• [EXERCISE MATERIALS]
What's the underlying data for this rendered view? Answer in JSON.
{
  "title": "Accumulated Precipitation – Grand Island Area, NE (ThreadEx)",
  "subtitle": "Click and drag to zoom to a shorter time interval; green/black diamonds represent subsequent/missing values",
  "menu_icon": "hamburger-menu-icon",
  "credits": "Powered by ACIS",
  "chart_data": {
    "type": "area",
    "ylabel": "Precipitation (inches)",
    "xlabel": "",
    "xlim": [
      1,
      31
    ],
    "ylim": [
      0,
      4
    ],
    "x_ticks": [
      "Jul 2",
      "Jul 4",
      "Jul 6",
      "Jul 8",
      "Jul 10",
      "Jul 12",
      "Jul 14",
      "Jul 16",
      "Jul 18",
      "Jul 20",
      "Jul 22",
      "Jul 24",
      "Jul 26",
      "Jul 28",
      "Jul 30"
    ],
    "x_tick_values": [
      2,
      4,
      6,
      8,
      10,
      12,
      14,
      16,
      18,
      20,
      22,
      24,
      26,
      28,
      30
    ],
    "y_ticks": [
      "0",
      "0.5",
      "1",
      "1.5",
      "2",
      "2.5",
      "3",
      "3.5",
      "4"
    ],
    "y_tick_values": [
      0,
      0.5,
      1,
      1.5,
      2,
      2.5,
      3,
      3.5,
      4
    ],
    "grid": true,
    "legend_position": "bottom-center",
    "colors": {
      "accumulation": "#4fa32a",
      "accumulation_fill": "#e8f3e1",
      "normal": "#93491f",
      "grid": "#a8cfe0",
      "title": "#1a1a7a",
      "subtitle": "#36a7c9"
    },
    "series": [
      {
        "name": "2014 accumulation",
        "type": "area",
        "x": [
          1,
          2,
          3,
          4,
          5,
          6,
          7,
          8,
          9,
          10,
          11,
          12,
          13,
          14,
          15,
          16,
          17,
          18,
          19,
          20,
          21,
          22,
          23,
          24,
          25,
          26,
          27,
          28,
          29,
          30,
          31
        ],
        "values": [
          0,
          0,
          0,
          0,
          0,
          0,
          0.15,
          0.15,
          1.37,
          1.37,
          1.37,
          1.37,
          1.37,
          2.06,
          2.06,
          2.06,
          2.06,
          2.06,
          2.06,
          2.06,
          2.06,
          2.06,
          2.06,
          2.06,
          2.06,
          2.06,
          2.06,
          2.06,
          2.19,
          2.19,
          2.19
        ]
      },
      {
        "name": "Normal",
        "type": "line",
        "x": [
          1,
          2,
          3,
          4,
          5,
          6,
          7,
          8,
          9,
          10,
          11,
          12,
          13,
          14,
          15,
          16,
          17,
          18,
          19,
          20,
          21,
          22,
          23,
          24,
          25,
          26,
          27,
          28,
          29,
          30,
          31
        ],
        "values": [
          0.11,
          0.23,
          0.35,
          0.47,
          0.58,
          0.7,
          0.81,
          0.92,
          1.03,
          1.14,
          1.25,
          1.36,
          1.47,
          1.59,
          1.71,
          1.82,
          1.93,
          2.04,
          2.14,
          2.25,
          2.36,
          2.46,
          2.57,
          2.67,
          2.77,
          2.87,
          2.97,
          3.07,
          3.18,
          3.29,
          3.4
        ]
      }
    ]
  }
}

• [PROBLEM TO WORK ON] All of the data needs to be reproduced exactly, with no line missing.

• [WORKED SOLUTION]
What's the underlying data for this rendered view? Answer in JSON.
{
  "title": "Accumulated Precipitation – Grand Island Area, NE (ThreadEx)",
  "subtitle": "Click and drag to zoom to a shorter time interval; green/black diamonds represent subsequent/missing values",
  "menu_icon": "hamburger-menu-icon",
  "credits": "Powered by ACIS",
  "chart_data": {
    "type": "area",
    "ylabel": "Precipitation (inches)",
    "xlabel": "",
    "xlim": [
      1,
      31
    ],
    "ylim": [
      0,
      4
    ],
    "x_ticks": [
      "Jul 2",
      "Jul 4",
      "Jul 6",
      "Jul 8",
      "Jul 10",
      "Jul 12",
      "Jul 14",
      "Jul 16",
      "Jul 18",
      "Jul 20",
      "Jul 22",
      "Jul 24",
      "Jul 26",
      "Jul 28",
      "Jul 30"
    ],
    "x_tick_values": [
      2,
      4,
      6,
      8,
      10,
      12,
      14,
      16,
      18,
      20,
      22,
      24,
      26,
      28,
      30
    ],
    "y_ticks": [
      "0",
      "0.5",
      "1",
      "1.5",
      "2",
      "2.5",
      "3",
      "3.5",
      "4"
    ],
    "y_tick_values": [
      0,
      0.5,
      1,
      1.5,
      2,
      2.5,
      3,
      3.5,
      4
    ],
    "grid": true,
    "legend_position": "bottom-center",
    "colors": {
      "accumulation": "#4fa32a",
      "accumulation_fill": "#e8f3e1",
      "normal": "#93491f",
      "grid": "#a8cfe0",
      "title": "#1a1a7a",
      "subtitle": "#36a7c9"
    },
    "series": [
      {
        "name": "2014 accumulation",
        "type": "area",
        "x": [
          1,
          2,
          3,
          4,
          5,
          6,
          7,
          8,
          9,
          10,
          11,
          12,
          13,
          14,
          15,
          16,
          17,
          18,
          19,
          20,
          21,
          22,
          23,
          24,
          25,
          26,
          27,
          28,
          29,
          30,
          31
        ],
        "values": [
          0,
          0,
          0,
          0,
          0,
          0,
          0.15,
          0.15,
          1.37,
          1.37,
          1.37,
          1.37,
          1.37,
          2.06,
          2.06,
          2.06,
          2.06,
          2.06,
          2.06,
          2.06,
          2.06,
          2.06,
          2.06,
          2.06,
          2.06,
          2.06,
          2.06,
          2.06,
          2.19,
          2.19,
          2.19
        ]
      },
      {
        "name": "Normal",
        "type": "line",
        "x": [
          1,
          2,
          3,
          4,
          5,
          6,
          7,
          8,
          9,
          10,
          11,
          12,
          13,
          14,
          15,
          16,
          17,
          18,
          19,
          20,
          21,
          22,
          23,
          24,
          25,
          26,
          27,
          28,
          29,
          30,
          31
        ],
        "values": [
          0.11,
          0.23,
          0.35,
          0.47,
          0.58,
          0.7,
          0.81,
          0.92,
          1.03,
          1.14,
          1.25,
          1.36,
          1.47,
          1.59,
          1.71,
          1.82,
          1.93,
          2.04,
          2.14,
          2.25,
          2.36,
          2.46,
          2.57,
          2.67,
          2.77,
          2.87,
          2.97,
          3.07,
          3.18,
          3.29,
          3.4
        ]
      }
    ]
  }
}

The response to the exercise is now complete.